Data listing
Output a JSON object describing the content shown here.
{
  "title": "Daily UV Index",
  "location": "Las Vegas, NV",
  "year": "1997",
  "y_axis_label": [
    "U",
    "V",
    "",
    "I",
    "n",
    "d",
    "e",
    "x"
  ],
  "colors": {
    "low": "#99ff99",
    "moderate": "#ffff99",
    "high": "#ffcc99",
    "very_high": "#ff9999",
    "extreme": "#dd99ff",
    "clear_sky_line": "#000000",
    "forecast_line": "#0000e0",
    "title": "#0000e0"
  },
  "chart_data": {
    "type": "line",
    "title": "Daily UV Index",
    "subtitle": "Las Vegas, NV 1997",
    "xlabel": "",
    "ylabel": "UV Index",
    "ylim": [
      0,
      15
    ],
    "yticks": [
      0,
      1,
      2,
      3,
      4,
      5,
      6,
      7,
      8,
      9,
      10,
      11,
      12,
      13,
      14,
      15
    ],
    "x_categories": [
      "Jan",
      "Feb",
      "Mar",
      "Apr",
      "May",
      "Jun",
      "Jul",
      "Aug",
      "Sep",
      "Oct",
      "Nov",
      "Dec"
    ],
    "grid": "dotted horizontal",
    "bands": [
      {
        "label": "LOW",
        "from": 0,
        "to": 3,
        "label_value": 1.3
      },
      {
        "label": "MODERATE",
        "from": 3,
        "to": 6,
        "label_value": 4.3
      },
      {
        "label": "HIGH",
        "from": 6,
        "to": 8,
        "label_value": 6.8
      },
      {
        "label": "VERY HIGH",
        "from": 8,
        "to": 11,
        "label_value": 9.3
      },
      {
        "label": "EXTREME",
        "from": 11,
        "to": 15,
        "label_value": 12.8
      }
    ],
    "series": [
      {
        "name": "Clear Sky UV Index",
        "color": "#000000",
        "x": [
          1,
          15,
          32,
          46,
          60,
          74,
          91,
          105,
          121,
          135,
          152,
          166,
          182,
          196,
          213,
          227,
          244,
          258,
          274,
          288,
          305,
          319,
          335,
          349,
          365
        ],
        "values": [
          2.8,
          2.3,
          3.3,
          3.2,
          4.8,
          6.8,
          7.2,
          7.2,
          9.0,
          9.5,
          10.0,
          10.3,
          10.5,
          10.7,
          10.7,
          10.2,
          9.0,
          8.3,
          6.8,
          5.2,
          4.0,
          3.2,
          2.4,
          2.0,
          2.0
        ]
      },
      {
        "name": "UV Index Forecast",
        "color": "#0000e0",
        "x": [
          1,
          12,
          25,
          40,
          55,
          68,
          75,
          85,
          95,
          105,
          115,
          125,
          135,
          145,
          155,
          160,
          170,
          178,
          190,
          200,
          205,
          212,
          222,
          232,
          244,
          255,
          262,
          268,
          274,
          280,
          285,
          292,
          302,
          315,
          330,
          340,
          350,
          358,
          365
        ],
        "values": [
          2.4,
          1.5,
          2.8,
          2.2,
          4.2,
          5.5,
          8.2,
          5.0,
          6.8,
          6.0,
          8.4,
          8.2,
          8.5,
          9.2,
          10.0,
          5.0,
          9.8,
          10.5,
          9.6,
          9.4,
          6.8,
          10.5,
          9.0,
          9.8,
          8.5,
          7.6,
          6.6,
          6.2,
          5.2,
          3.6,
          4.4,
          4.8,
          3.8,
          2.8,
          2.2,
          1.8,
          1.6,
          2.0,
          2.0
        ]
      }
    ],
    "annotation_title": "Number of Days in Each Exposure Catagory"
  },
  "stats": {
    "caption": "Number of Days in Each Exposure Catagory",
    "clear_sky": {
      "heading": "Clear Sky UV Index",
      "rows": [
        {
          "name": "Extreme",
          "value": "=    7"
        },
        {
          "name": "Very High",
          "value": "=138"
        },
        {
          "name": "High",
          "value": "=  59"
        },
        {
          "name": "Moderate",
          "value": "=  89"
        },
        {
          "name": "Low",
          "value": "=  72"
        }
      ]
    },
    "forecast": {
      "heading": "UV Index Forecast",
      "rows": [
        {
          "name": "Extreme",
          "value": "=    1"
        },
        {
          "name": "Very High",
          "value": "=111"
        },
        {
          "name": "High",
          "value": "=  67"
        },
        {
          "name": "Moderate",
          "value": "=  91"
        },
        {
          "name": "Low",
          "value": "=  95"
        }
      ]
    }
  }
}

## WHAT THIS TASK INVOLVES
Using the records given above, list every line that includes the word "Each".

## TASK RESPONSE
    "annotation_title": "Number of Days in Each Exposure Catagory"
    "caption": "Number of Days in Each Exposure Catagory",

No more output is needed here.